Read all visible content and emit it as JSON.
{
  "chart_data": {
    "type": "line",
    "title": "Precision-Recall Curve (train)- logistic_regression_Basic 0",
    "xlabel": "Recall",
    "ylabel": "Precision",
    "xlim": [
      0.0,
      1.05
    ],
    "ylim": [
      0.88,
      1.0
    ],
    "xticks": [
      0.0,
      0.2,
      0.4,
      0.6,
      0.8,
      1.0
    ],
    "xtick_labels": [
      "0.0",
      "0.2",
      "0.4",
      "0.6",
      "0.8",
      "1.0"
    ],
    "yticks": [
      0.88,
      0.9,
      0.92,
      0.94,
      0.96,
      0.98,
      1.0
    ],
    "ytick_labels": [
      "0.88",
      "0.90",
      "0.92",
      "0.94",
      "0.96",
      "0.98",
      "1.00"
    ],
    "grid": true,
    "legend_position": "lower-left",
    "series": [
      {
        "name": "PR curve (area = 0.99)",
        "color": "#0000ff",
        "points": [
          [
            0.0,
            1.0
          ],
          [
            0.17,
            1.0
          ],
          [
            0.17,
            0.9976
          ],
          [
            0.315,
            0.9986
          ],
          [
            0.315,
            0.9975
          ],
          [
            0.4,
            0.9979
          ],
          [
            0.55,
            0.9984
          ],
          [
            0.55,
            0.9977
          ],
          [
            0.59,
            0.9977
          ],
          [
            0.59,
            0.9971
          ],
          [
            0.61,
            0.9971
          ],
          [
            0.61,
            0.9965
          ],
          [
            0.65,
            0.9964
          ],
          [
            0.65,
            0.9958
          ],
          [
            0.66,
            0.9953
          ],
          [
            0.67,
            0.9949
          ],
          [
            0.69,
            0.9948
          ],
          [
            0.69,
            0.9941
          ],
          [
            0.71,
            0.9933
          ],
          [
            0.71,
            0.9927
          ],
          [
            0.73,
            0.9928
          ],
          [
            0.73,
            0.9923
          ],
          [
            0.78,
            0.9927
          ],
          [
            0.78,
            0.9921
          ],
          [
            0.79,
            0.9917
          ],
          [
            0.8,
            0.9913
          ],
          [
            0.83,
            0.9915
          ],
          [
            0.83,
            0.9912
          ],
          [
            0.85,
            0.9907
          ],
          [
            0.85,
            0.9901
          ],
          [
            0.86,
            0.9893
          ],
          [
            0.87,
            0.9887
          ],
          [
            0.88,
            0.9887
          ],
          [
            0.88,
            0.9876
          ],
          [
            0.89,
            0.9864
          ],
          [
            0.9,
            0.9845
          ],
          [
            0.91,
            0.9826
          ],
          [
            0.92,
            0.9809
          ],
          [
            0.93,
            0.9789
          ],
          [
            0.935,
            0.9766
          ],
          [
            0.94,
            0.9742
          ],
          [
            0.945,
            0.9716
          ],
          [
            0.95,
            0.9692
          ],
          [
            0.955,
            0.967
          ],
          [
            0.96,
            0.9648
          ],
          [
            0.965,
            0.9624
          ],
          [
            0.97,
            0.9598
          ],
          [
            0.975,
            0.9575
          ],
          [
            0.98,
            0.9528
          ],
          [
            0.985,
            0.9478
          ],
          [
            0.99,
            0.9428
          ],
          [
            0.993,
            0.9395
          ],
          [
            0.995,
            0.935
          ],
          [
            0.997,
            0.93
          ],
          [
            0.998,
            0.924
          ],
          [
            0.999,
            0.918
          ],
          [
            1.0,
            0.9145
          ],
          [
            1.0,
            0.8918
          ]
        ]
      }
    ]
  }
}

.....

◆ INSTRUCTION
Locate and copy each line in the data above that includes the word "Recall".

◆ ANSWER FOR THE TASK
    "title": "Precision-Recall Curve (train)- logistic_regression_Basic 0",
    "xlabel": "Recall",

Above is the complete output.